Which lines in the records below contain the word "ylabel"? Copy each of them.

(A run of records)
+---+

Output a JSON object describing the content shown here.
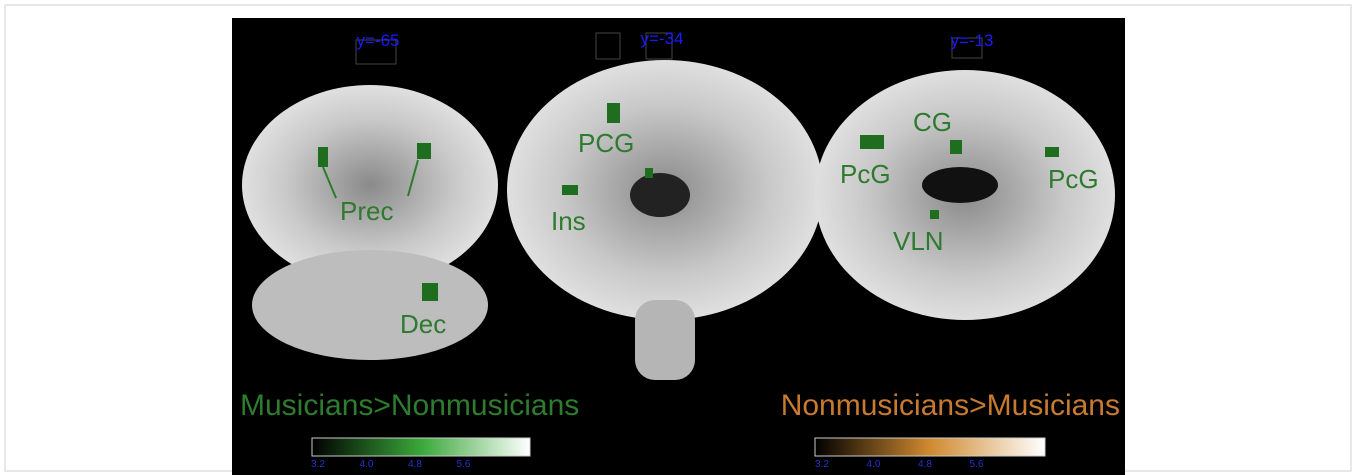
{
  "slices": [
    {
      "label": "y=-65",
      "regions": [
        "Prec",
        "Dec"
      ]
    },
    {
      "label": "y=-34",
      "regions": [
        "PCG",
        "Ins"
      ]
    },
    {
      "label": "y=-13",
      "regions": [
        "CG",
        "PcG",
        "PcG",
        "VLN"
      ]
    }
  ],
  "contrasts": [
    {
      "title": "Musicians>Nonmusicians",
      "scale": [
        "3.2",
        "4.0",
        "4.8",
        "5.6"
      ]
    },
    {
      "title": "Nonmusicians>Musicians",
      "scale": [
        "3.2",
        "4.0",
        "4.8",
        "5.6"
      ]
    }
  ]
}
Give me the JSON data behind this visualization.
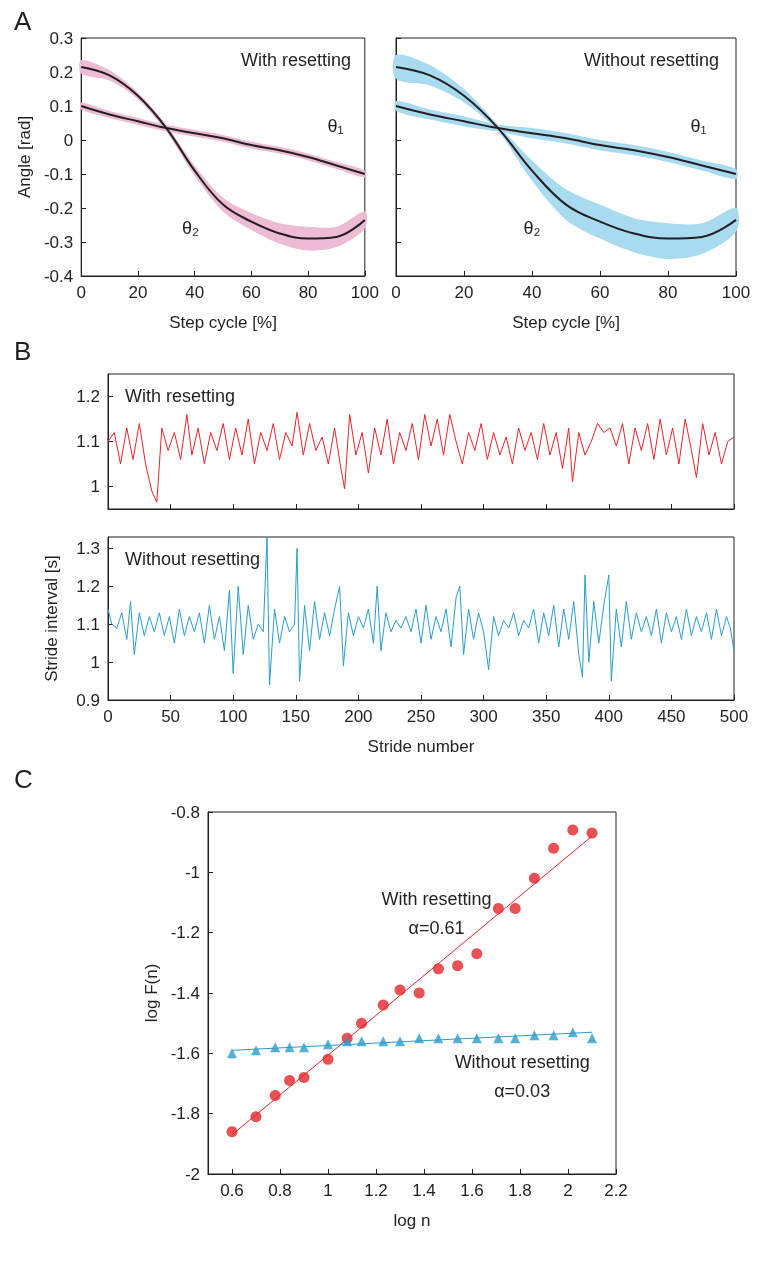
{
  "chart_data": [
    {
      "type": "line",
      "title": "With resetting",
      "ylabel": "Angle [rad]",
      "xlabel": "Step cycle [%]",
      "annotations": [
        "A",
        "θ₁",
        "θ₂"
      ],
      "x": [
        0,
        10,
        20,
        30,
        40,
        50,
        60,
        70,
        80,
        90,
        100
      ],
      "xlim": [
        0,
        100
      ],
      "xticks": [
        0,
        20,
        40,
        60,
        80,
        100
      ],
      "ylim": [
        -0.4,
        0.3
      ],
      "yticks": [
        -0.4,
        -0.3,
        -0.2,
        -0.1,
        0,
        0.1,
        0.2,
        0.3
      ],
      "marker": "none",
      "colors": [
        "#eebbd5",
        "#eebbd5"
      ],
      "series": [
        {
          "color": "#231f20",
          "values": [
            0.1,
            0.075,
            0.055,
            0.035,
            0.02,
            0.005,
            -0.015,
            -0.03,
            -0.05,
            -0.075,
            -0.1
          ],
          "lower": [
            0.09,
            0.065,
            0.045,
            0.025,
            0.01,
            -0.005,
            -0.025,
            -0.04,
            -0.06,
            -0.085,
            -0.11
          ],
          "upper": [
            0.11,
            0.085,
            0.065,
            0.045,
            0.03,
            0.015,
            -0.005,
            -0.02,
            -0.04,
            -0.065,
            -0.09
          ]
        },
        {
          "color": "#231f20",
          "values": [
            0.215,
            0.19,
            0.13,
            0.035,
            -0.09,
            -0.19,
            -0.24,
            -0.275,
            -0.29,
            -0.285,
            -0.235
          ],
          "lower": [
            0.195,
            0.175,
            0.12,
            0.025,
            -0.105,
            -0.21,
            -0.265,
            -0.305,
            -0.325,
            -0.315,
            -0.26
          ],
          "upper": [
            0.235,
            0.205,
            0.14,
            0.045,
            -0.075,
            -0.17,
            -0.215,
            -0.245,
            -0.255,
            -0.255,
            -0.21
          ]
        }
      ]
    },
    {
      "type": "line",
      "title": "Without resetting",
      "xlabel": "Step cycle [%]",
      "annotations": [
        "θ₁",
        "θ₂"
      ],
      "x": [
        0,
        10,
        20,
        30,
        40,
        50,
        60,
        70,
        80,
        90,
        100
      ],
      "xlim": [
        0,
        100
      ],
      "xticks": [
        0,
        20,
        40,
        60,
        80,
        100
      ],
      "ylim": [
        -0.4,
        0.3
      ],
      "yticks": [
        -0.4,
        -0.3,
        -0.2,
        -0.1,
        0,
        0.1,
        0.2,
        0.3
      ],
      "tick_labels": "x",
      "marker": "none",
      "colors": [
        "#a8daf0",
        "#a8daf0"
      ],
      "series": [
        {
          "color": "#231f20",
          "values": [
            0.1,
            0.075,
            0.055,
            0.035,
            0.02,
            0.005,
            -0.015,
            -0.03,
            -0.05,
            -0.075,
            -0.1
          ],
          "lower": [
            0.085,
            0.06,
            0.04,
            0.025,
            0.005,
            -0.01,
            -0.03,
            -0.045,
            -0.065,
            -0.09,
            -0.115
          ],
          "upper": [
            0.115,
            0.09,
            0.07,
            0.045,
            0.035,
            0.02,
            0,
            -0.015,
            -0.035,
            -0.06,
            -0.085
          ]
        },
        {
          "color": "#231f20",
          "values": [
            0.215,
            0.19,
            0.13,
            0.035,
            -0.09,
            -0.19,
            -0.24,
            -0.275,
            -0.29,
            -0.285,
            -0.235
          ],
          "lower": [
            0.18,
            0.16,
            0.11,
            0.025,
            -0.12,
            -0.235,
            -0.29,
            -0.33,
            -0.35,
            -0.335,
            -0.27
          ],
          "upper": [
            0.25,
            0.22,
            0.15,
            0.045,
            -0.06,
            -0.145,
            -0.19,
            -0.23,
            -0.245,
            -0.245,
            -0.2
          ]
        }
      ]
    },
    {
      "type": "line",
      "title": "With resetting",
      "annotations": [
        "B"
      ],
      "xlim": [
        0,
        500
      ],
      "xticks": [
        0,
        50,
        100,
        150,
        200,
        250,
        300,
        350,
        400,
        450,
        500
      ],
      "ylim": [
        0.95,
        1.25
      ],
      "yticks": [
        1,
        1.1,
        1.2
      ],
      "tick_labels": "y",
      "marker": "none",
      "series": [
        {
          "color": "#e8242a",
          "x": [
            0,
            5,
            10,
            15,
            20,
            25,
            30,
            35,
            39,
            43,
            48,
            53,
            58,
            63,
            67,
            72,
            77,
            82,
            87,
            92,
            97,
            102,
            107,
            112,
            117,
            122,
            127,
            132,
            137,
            142,
            147,
            151,
            156,
            161,
            166,
            171,
            176,
            181,
            186,
            189,
            193,
            198,
            203,
            208,
            213,
            218,
            223,
            228,
            233,
            238,
            243,
            248,
            253,
            258,
            263,
            268,
            273,
            278,
            283,
            288,
            293,
            298,
            303,
            308,
            313,
            318,
            323,
            328,
            333,
            338,
            343,
            348,
            353,
            358,
            363,
            368,
            371,
            376,
            381,
            386,
            391,
            396,
            401,
            406,
            411,
            416,
            421,
            426,
            431,
            436,
            441,
            446,
            451,
            456,
            461,
            466,
            470,
            475,
            480,
            485,
            490,
            495,
            500
          ],
          "values": [
            1.1,
            1.12,
            1.05,
            1.13,
            1.06,
            1.14,
            1.05,
            0.99,
            0.965,
            1.13,
            1.08,
            1.12,
            1.06,
            1.16,
            1.07,
            1.13,
            1.05,
            1.12,
            1.08,
            1.14,
            1.06,
            1.13,
            1.07,
            1.15,
            1.05,
            1.12,
            1.08,
            1.14,
            1.06,
            1.12,
            1.09,
            1.165,
            1.07,
            1.14,
            1.08,
            1.11,
            1.05,
            1.13,
            1.04,
            0.995,
            1.16,
            1.07,
            1.12,
            1.03,
            1.13,
            1.07,
            1.15,
            1.05,
            1.12,
            1.08,
            1.14,
            1.06,
            1.16,
            1.09,
            1.15,
            1.07,
            1.16,
            1.1,
            1.05,
            1.12,
            1.08,
            1.14,
            1.06,
            1.12,
            1.07,
            1.11,
            1.05,
            1.13,
            1.08,
            1.12,
            1.06,
            1.14,
            1.07,
            1.12,
            1.04,
            1.13,
            1.01,
            1.12,
            1.07,
            1.1,
            1.14,
            1.12,
            1.13,
            1.09,
            1.14,
            1.05,
            1.13,
            1.08,
            1.14,
            1.06,
            1.15,
            1.07,
            1.13,
            1.05,
            1.15,
            1.08,
            1.02,
            1.14,
            1.07,
            1.12,
            1.05,
            1.1,
            1.11
          ]
        }
      ]
    },
    {
      "type": "line",
      "title": "Without resetting",
      "ylabel": "Stride interval [s]",
      "xlabel": "Stride number",
      "xlim": [
        0,
        500
      ],
      "xticks": [
        0,
        50,
        100,
        150,
        200,
        250,
        300,
        350,
        400,
        450,
        500
      ],
      "ylim": [
        0.9,
        1.33
      ],
      "yticks": [
        0.9,
        1,
        1.1,
        1.2,
        1.3
      ],
      "marker": "none",
      "series": [
        {
          "color": "#2a9ccc",
          "x": [
            0,
            3,
            7,
            11,
            15,
            18,
            21,
            25,
            29,
            33,
            37,
            41,
            45,
            49,
            53,
            57,
            61,
            65,
            69,
            73,
            77,
            81,
            85,
            89,
            93,
            97,
            100,
            104,
            108,
            112,
            116,
            120,
            124,
            127,
            129,
            133,
            137,
            141,
            145,
            149,
            151,
            153,
            157,
            161,
            165,
            169,
            173,
            177,
            181,
            185,
            188,
            192,
            196,
            200,
            204,
            208,
            212,
            215,
            218,
            222,
            226,
            230,
            234,
            238,
            242,
            246,
            250,
            254,
            258,
            262,
            266,
            270,
            274,
            278,
            281,
            284,
            288,
            292,
            296,
            300,
            304,
            308,
            312,
            316,
            320,
            324,
            328,
            332,
            336,
            340,
            344,
            348,
            352,
            356,
            360,
            364,
            368,
            372,
            376,
            379,
            381,
            384,
            388,
            392,
            396,
            400,
            402,
            406,
            410,
            414,
            418,
            422,
            426,
            430,
            434,
            438,
            442,
            446,
            450,
            454,
            458,
            462,
            466,
            470,
            474,
            478,
            482,
            486,
            490,
            494,
            497,
            500
          ],
          "values": [
            1.14,
            1.1,
            1.09,
            1.13,
            1.06,
            1.16,
            1.02,
            1.13,
            1.07,
            1.12,
            1.08,
            1.13,
            1.07,
            1.12,
            1.05,
            1.14,
            1.07,
            1.12,
            1.08,
            1.13,
            1.05,
            1.15,
            1.06,
            1.12,
            1.03,
            1.19,
            0.97,
            1.2,
            1.02,
            1.15,
            1.06,
            1.1,
            1.08,
            1.33,
            0.94,
            1.14,
            1.05,
            1.12,
            1.08,
            1.1,
            1.3,
            0.95,
            1.15,
            1.03,
            1.16,
            1.06,
            1.13,
            1.07,
            1.14,
            1.2,
            0.99,
            1.13,
            1.07,
            1.12,
            1.09,
            1.14,
            1.05,
            1.2,
            1.03,
            1.13,
            1.08,
            1.11,
            1.09,
            1.12,
            1.08,
            1.14,
            1.05,
            1.15,
            1.06,
            1.12,
            1.08,
            1.14,
            1.04,
            1.17,
            1.2,
            1.02,
            1.14,
            1.06,
            1.13,
            1.08,
            0.98,
            1.12,
            1.07,
            1.11,
            1.09,
            1.13,
            1.07,
            1.11,
            1.09,
            1.14,
            1.05,
            1.13,
            1.07,
            1.15,
            1.04,
            1.14,
            1.06,
            1.16,
            1.02,
            0.96,
            1.23,
            1.0,
            1.16,
            1.05,
            1.15,
            1.23,
            0.95,
            1.14,
            1.04,
            1.16,
            1.06,
            1.13,
            1.08,
            1.12,
            1.07,
            1.14,
            1.05,
            1.13,
            1.08,
            1.12,
            1.06,
            1.14,
            1.07,
            1.12,
            1.08,
            1.13,
            1.06,
            1.14,
            1.07,
            1.12,
            1.09,
            1.03
          ]
        }
      ]
    },
    {
      "type": "scatter",
      "xlabel": "log n",
      "ylabel": "log F(n)",
      "annotations": [
        "C",
        "With resetting",
        "α=0.61",
        "Without resetting",
        "α=0.03"
      ],
      "xlim": [
        0.5,
        2.2
      ],
      "xticks": [
        0.6,
        0.8,
        1,
        1.2,
        1.4,
        1.6,
        1.8,
        2,
        2.2
      ],
      "ylim": [
        -2,
        -0.8
      ],
      "yticks": [
        -2,
        -1.8,
        -1.6,
        -1.4,
        -1.2,
        -1,
        -0.8
      ],
      "series": [
        {
          "color": "#e4262a",
          "marker": "circle",
          "x": [
            0.6,
            0.7,
            0.78,
            0.84,
            0.9,
            1.0,
            1.08,
            1.14,
            1.23,
            1.3,
            1.38,
            1.46,
            1.54,
            1.62,
            1.71,
            1.78,
            1.86,
            1.94,
            2.02,
            2.1
          ],
          "values": [
            -1.86,
            -1.81,
            -1.74,
            -1.69,
            -1.68,
            -1.62,
            -1.55,
            -1.5,
            -1.44,
            -1.39,
            -1.4,
            -1.32,
            -1.31,
            -1.27,
            -1.12,
            -1.12,
            -1.02,
            -0.92,
            -0.86,
            -0.87
          ]
        },
        {
          "color": "#2a9ccc",
          "marker": "triangle",
          "x": [
            0.6,
            0.7,
            0.78,
            0.84,
            0.9,
            1.0,
            1.08,
            1.14,
            1.23,
            1.3,
            1.38,
            1.46,
            1.54,
            1.62,
            1.71,
            1.78,
            1.86,
            1.94,
            2.02,
            2.1
          ],
          "values": [
            -1.6,
            -1.59,
            -1.58,
            -1.58,
            -1.58,
            -1.57,
            -1.56,
            -1.56,
            -1.56,
            -1.56,
            -1.55,
            -1.55,
            -1.55,
            -1.55,
            -1.55,
            -1.55,
            -1.54,
            -1.54,
            -1.53,
            -1.55
          ]
        },
        {
          "type": "line",
          "marker": "none",
          "color": "#e4262a",
          "x": [
            0.6,
            2.1
          ],
          "values": [
            -1.87,
            -0.88
          ]
        },
        {
          "type": "line",
          "marker": "none",
          "color": "#2a9ccc",
          "x": [
            0.6,
            2.1
          ],
          "values": [
            -1.59,
            -1.53
          ]
        }
      ]
    }
  ]
}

+---+

- [Answer to this task]
      "ylabel": "Angle [rad]",
      "ylabel": "Stride interval [s]",
      "ylabel": "log F(n)",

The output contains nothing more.